= The request =
In the copy, include every entry exactly but none of the images.

= Stored records =
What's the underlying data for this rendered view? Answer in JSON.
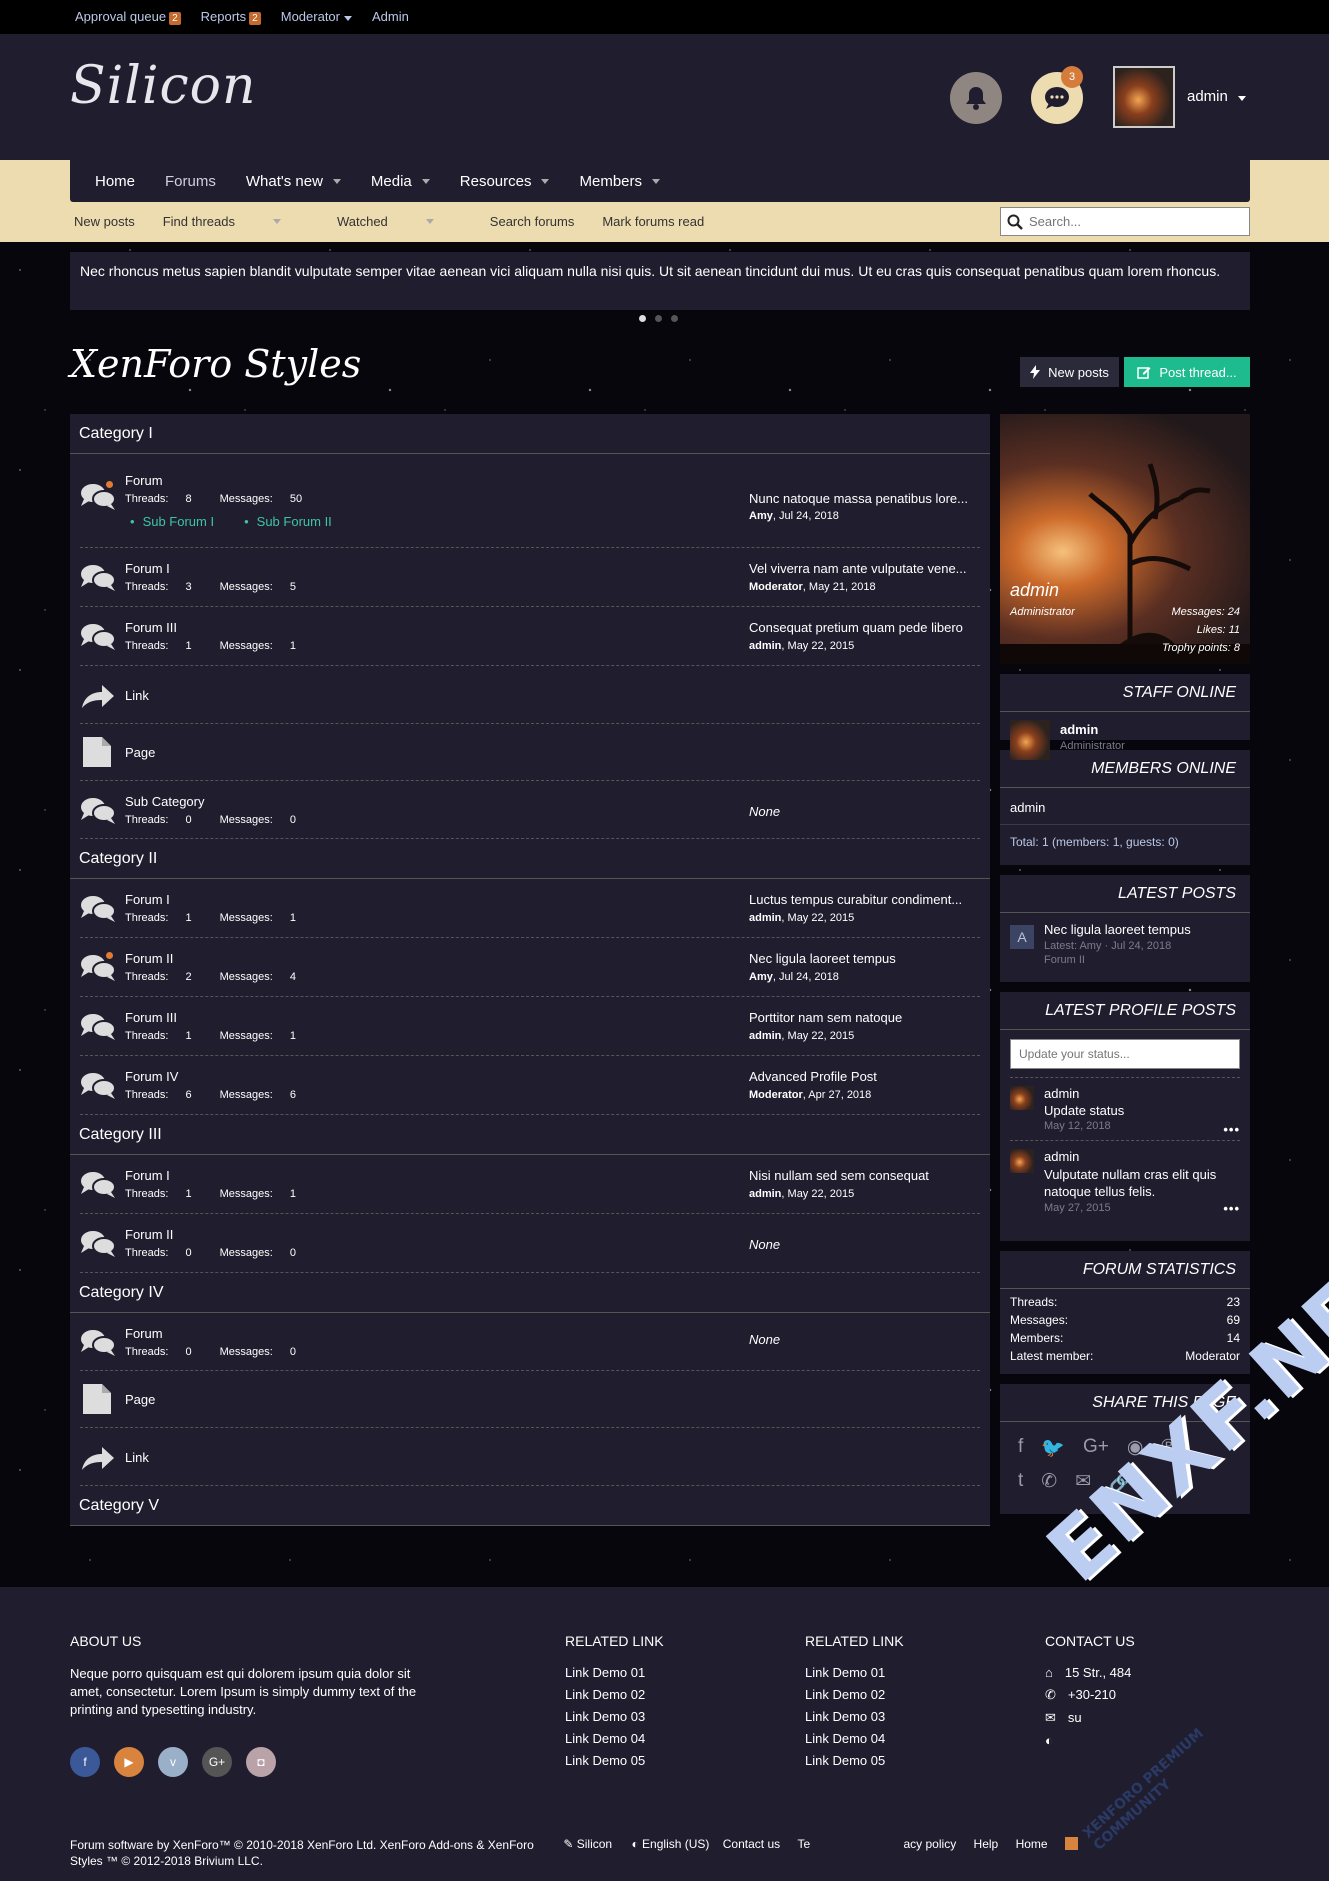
{
  "topbar": {
    "items": [
      {
        "label": "Approval queue",
        "badge": "2"
      },
      {
        "label": "Reports",
        "badge": "2"
      },
      {
        "label": "Moderator"
      },
      {
        "label": "Admin"
      }
    ]
  },
  "header": {
    "logo": "Silicon",
    "chat_badge": "3",
    "username": "admin"
  },
  "nav": {
    "tabs": [
      "Home",
      "Forums",
      "What's new",
      "Media",
      "Resources",
      "Members"
    ],
    "subnav": [
      "New posts",
      "Find threads",
      "Watched",
      "Search forums",
      "Mark forums read"
    ],
    "search_placeholder": "Search..."
  },
  "notice": "Nec rhoncus metus sapien blandit vulputate semper vitae aenean vici aliquam nulla nisi quis. Ut sit aenean tincidunt dui mus. Ut eu cras quis consequat penatibus quam lorem rhoncus.",
  "page": {
    "title": "XenForo Styles",
    "new_posts": "New posts",
    "post_thread": "Post thread..."
  },
  "labels": {
    "threads": "Threads:",
    "messages": "Messages:",
    "none": "None"
  },
  "categories": [
    {
      "name": "Category I",
      "rows": [
        {
          "name": "Forum",
          "threads": "8",
          "messages": "50",
          "last": "Nunc natoque massa penatibus lore...",
          "by": "Amy",
          "date": "Jul 24, 2018",
          "subforums": [
            "Sub Forum I",
            "Sub Forum II"
          ]
        },
        {
          "name": "Forum I",
          "threads": "3",
          "messages": "5",
          "last": "Vel viverra nam ante vulputate vene...",
          "by": "Moderator",
          "date": "May 21, 2018"
        },
        {
          "name": "Forum III",
          "threads": "1",
          "messages": "1",
          "last": "Consequat pretium quam pede libero",
          "by": "admin",
          "date": "May 22, 2015"
        },
        {
          "name": "Link"
        },
        {
          "name": "Page"
        },
        {
          "name": "Sub Category",
          "threads": "0",
          "messages": "0"
        }
      ]
    },
    {
      "name": "Category II",
      "rows": [
        {
          "name": "Forum I",
          "threads": "1",
          "messages": "1",
          "last": "Luctus tempus curabitur condiment...",
          "by": "admin",
          "date": "May 22, 2015"
        },
        {
          "name": "Forum II",
          "threads": "2",
          "messages": "4",
          "last": "Nec ligula laoreet tempus",
          "by": "Amy",
          "date": "Jul 24, 2018"
        },
        {
          "name": "Forum III",
          "threads": "1",
          "messages": "1",
          "last": "Porttitor nam sem natoque",
          "by": "admin",
          "date": "May 22, 2015"
        },
        {
          "name": "Forum IV",
          "threads": "6",
          "messages": "6",
          "last": "Advanced Profile Post",
          "by": "Moderator",
          "date": "Apr 27, 2018"
        }
      ]
    },
    {
      "name": "Category III",
      "rows": [
        {
          "name": "Forum I",
          "threads": "1",
          "messages": "1",
          "last": "Nisi nullam sed sem consequat",
          "by": "admin",
          "date": "May 22, 2015"
        },
        {
          "name": "Forum II",
          "threads": "0",
          "messages": "0"
        }
      ]
    },
    {
      "name": "Category IV",
      "rows": [
        {
          "name": "Forum",
          "threads": "0",
          "messages": "0"
        },
        {
          "name": "Page"
        },
        {
          "name": "Link"
        }
      ]
    },
    {
      "name": "Category V"
    }
  ],
  "sidebar": {
    "profile": {
      "name": "admin",
      "role": "Administrator",
      "messages": "Messages: 24",
      "likes": "Likes: 11",
      "trophy": "Trophy points: 8"
    },
    "staff": {
      "title": "STAFF ONLINE",
      "name": "admin",
      "role": "Administrator"
    },
    "members": {
      "title": "MEMBERS ONLINE",
      "name": "admin",
      "total": "Total: 1 (members: 1, guests: 0)"
    },
    "latest_posts": {
      "title": "LATEST POSTS",
      "avatar_letter": "A",
      "post": "Nec ligula laoreet tempus",
      "meta": "Latest: Amy · Jul 24, 2018",
      "forum": "Forum II"
    },
    "profile_posts": {
      "title": "LATEST PROFILE POSTS",
      "placeholder": "Update your status...",
      "items": [
        {
          "user": "admin",
          "text": "Update status",
          "date": "May 12, 2018"
        },
        {
          "user": "admin",
          "text": "Vulputate nullam cras elit quis natoque tellus felis.",
          "date": "May 27, 2015"
        }
      ]
    },
    "stats": {
      "title": "FORUM STATISTICS",
      "rows": [
        {
          "k": "Threads:",
          "v": "23"
        },
        {
          "k": "Messages:",
          "v": "69"
        },
        {
          "k": "Members:",
          "v": "14"
        },
        {
          "k": "Latest member:",
          "v": "Moderator"
        }
      ]
    },
    "share": {
      "title": "SHARE THIS PAGE",
      "icons_row1": [
        "f",
        "🐦",
        "G+",
        "◉",
        "℗"
      ],
      "icons_row2": [
        "t",
        "✆",
        "✉",
        "🔗"
      ]
    }
  },
  "footer": {
    "about_title": "ABOUT US",
    "about_text": "Neque porro quisquam est qui dolorem ipsum quia dolor sit amet, consectetur. Lorem Ipsum is simply dummy text of the printing and typesetting industry.",
    "rel1_title": "RELATED LINK",
    "rel2_title": "RELATED LINK",
    "links": [
      "Link Demo 01",
      "Link Demo 02",
      "Link Demo 03",
      "Link Demo 04",
      "Link Demo 05"
    ],
    "contact_title": "CONTACT US",
    "contact": [
      "15 Str., 484",
      "+30-210",
      "su",
      ""
    ],
    "social": [
      {
        "g": "f",
        "c": "#3b5998"
      },
      {
        "g": "▶",
        "c": "#d9843e"
      },
      {
        "g": "v",
        "c": "#9ab0c8"
      },
      {
        "g": "G+",
        "c": "#555"
      },
      {
        "g": "◘",
        "c": "#b9a2a8"
      }
    ],
    "copyright": "Forum software by XenForo™ © 2010-2018 XenForo Ltd. XenForo Add-ons & XenForo Styles ™ © 2012-2018 Brivium LLC.",
    "style_name": "Silicon",
    "language": "English (US)",
    "bottom_links": [
      "Contact us",
      "Te",
      "acy policy",
      "Help",
      "Home"
    ]
  },
  "watermark": {
    "main": "ENXF.NET",
    "sub": "XENFORO PREMIUM COMMUNITY"
  },
  "colors": {
    "accent_green": "#1dbb8d",
    "accent_orange": "#d9843e",
    "panel": "#201e2e",
    "nav_beige": "#ecdcb0",
    "link_teal": "#3fc3a6"
  }
}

= Answer for the task =
What's the underlying data for this rendered view? Answer in JSON.
{
  "topbar": {
    "items": [
      {
        "label": "Approval queue",
        "badge": "2"
      },
      {
        "label": "Reports",
        "badge": "2"
      },
      {
        "label": "Moderator"
      },
      {
        "label": "Admin"
      }
    ]
  },
  "header": {
    "logo": "Silicon",
    "chat_badge": "3",
    "username": "admin"
  },
  "nav": {
    "tabs": [
      "Home",
      "Forums",
      "What's new",
      "Media",
      "Resources",
      "Members"
    ],
    "subnav": [
      "New posts",
      "Find threads",
      "Watched",
      "Search forums",
      "Mark forums read"
    ],
    "search_placeholder": "Search..."
  },
  "notice": "Nec rhoncus metus sapien blandit vulputate semper vitae aenean vici aliquam nulla nisi quis. Ut sit aenean tincidunt dui mus. Ut eu cras quis consequat penatibus quam lorem rhoncus.",
  "page": {
    "title": "XenForo Styles",
    "new_posts": "New posts",
    "post_thread": "Post thread..."
  },
  "labels": {
    "threads": "Threads:",
    "messages": "Messages:",
    "none": "None"
  },
  "categories": [
    {
      "name": "Category I",
      "rows": [
        {
          "name": "Forum",
          "threads": "8",
          "messages": "50",
          "last": "Nunc natoque massa penatibus lore...",
          "by": "Amy",
          "date": "Jul 24, 2018",
          "subforums": [
            "Sub Forum I",
            "Sub Forum II"
          ]
        },
        {
          "name": "Forum I",
          "threads": "3",
          "messages": "5",
          "last": "Vel viverra nam ante vulputate vene...",
          "by": "Moderator",
          "date": "May 21, 2018"
        },
        {
          "name": "Forum III",
          "threads": "1",
          "messages": "1",
          "last": "Consequat pretium quam pede libero",
          "by": "admin",
          "date": "May 22, 2015"
        },
        {
          "name": "Link"
        },
        {
          "name": "Page"
        },
        {
          "name": "Sub Category",
          "threads": "0",
          "messages": "0"
        }
      ]
    },
    {
      "name": "Category II",
      "rows": [
        {
          "name": "Forum I",
          "threads": "1",
          "messages": "1",
          "last": "Luctus tempus curabitur condiment...",
          "by": "admin",
          "date": "May 22, 2015"
        },
        {
          "name": "Forum II",
          "threads": "2",
          "messages": "4",
          "last": "Nec ligula laoreet tempus",
          "by": "Amy",
          "date": "Jul 24, 2018"
        },
        {
          "name": "Forum III",
          "threads": "1",
          "messages": "1",
          "last": "Porttitor nam sem natoque",
          "by": "admin",
          "date": "May 22, 2015"
        },
        {
          "name": "Forum IV",
          "threads": "6",
          "messages": "6",
          "last": "Advanced Profile Post",
          "by": "Moderator",
          "date": "Apr 27, 2018"
        }
      ]
    },
    {
      "name": "Category III",
      "rows": [
        {
          "name": "Forum I",
          "threads": "1",
          "messages": "1",
          "last": "Nisi nullam sed sem consequat",
          "by": "admin",
          "date": "May 22, 2015"
        },
        {
          "name": "Forum II",
          "threads": "0",
          "messages": "0"
        }
      ]
    },
    {
      "name": "Category IV",
      "rows": [
        {
          "name": "Forum",
          "threads": "0",
          "messages": "0"
        },
        {
          "name": "Page"
        },
        {
          "name": "Link"
        }
      ]
    },
    {
      "name": "Category V"
    }
  ],
  "sidebar": {
    "profile": {
      "name": "admin",
      "role": "Administrator",
      "messages": "Messages: 24",
      "likes": "Likes: 11",
      "trophy": "Trophy points: 8"
    },
    "staff": {
      "title": "STAFF ONLINE",
      "name": "admin",
      "role": "Administrator"
    },
    "members": {
      "title": "MEMBERS ONLINE",
      "name": "admin",
      "total": "Total: 1 (members: 1, guests: 0)"
    },
    "latest_posts": {
      "title": "LATEST POSTS",
      "avatar_letter": "A",
      "post": "Nec ligula laoreet tempus",
      "meta": "Latest: Amy · Jul 24, 2018",
      "forum": "Forum II"
    },
    "profile_posts": {
      "title": "LATEST PROFILE POSTS",
      "placeholder": "Update your status...",
      "items": [
        {
          "user": "admin",
          "text": "Update status",
          "date": "May 12, 2018"
        },
        {
          "user": "admin",
          "text": "Vulputate nullam cras elit quis natoque tellus felis.",
          "date": "May 27, 2015"
        }
      ]
    },
    "stats": {
      "title": "FORUM STATISTICS",
      "rows": [
        {
          "k": "Threads:",
          "v": "23"
        },
        {
          "k": "Messages:",
          "v": "69"
        },
        {
          "k": "Members:",
          "v": "14"
        },
        {
          "k": "Latest member:",
          "v": "Moderator"
        }
      ]
    },
    "share": {
      "title": "SHARE THIS PAGE",
      "icons_row1": [
        "f",
        "🐦",
        "G+",
        "◉",
        "℗"
      ],
      "icons_row2": [
        "t",
        "✆",
        "✉",
        "🔗"
      ]
    }
  },
  "footer": {
    "about_title": "ABOUT US",
    "about_text": "Neque porro quisquam est qui dolorem ipsum quia dolor sit amet, consectetur. Lorem Ipsum is simply dummy text of the printing and typesetting industry.",
    "rel1_title": "RELATED LINK",
    "rel2_title": "RELATED LINK",
    "links": [
      "Link Demo 01",
      "Link Demo 02",
      "Link Demo 03",
      "Link Demo 04",
      "Link Demo 05"
    ],
    "contact_title": "CONTACT US",
    "contact": [
      "15 Str., 484",
      "+30-210",
      "su",
      ""
    ],
    "social": [
      {
        "g": "f",
        "c": "#3b5998"
      },
      {
        "g": "▶",
        "c": "#d9843e"
      },
      {
        "g": "v",
        "c": "#9ab0c8"
      },
      {
        "g": "G+",
        "c": "#555"
      },
      {
        "g": "◘",
        "c": "#b9a2a8"
      }
    ],
    "copyright": "Forum software by XenForo™ © 2010-2018 XenForo Ltd. XenForo Add-ons & XenForo Styles ™ © 2012-2018 Brivium LLC.",
    "style_name": "Silicon",
    "language": "English (US)",
    "bottom_links": [
      "Contact us",
      "Te",
      "acy policy",
      "Help",
      "Home"
    ]
  },
  "watermark": {
    "main": "ENXF.NET",
    "sub": "XENFORO PREMIUM COMMUNITY"
  },
  "colors": {
    "accent_green": "#1dbb8d",
    "accent_orange": "#d9843e",
    "panel": "#201e2e",
    "nav_beige": "#ecdcb0",
    "link_teal": "#3fc3a6"
  }
}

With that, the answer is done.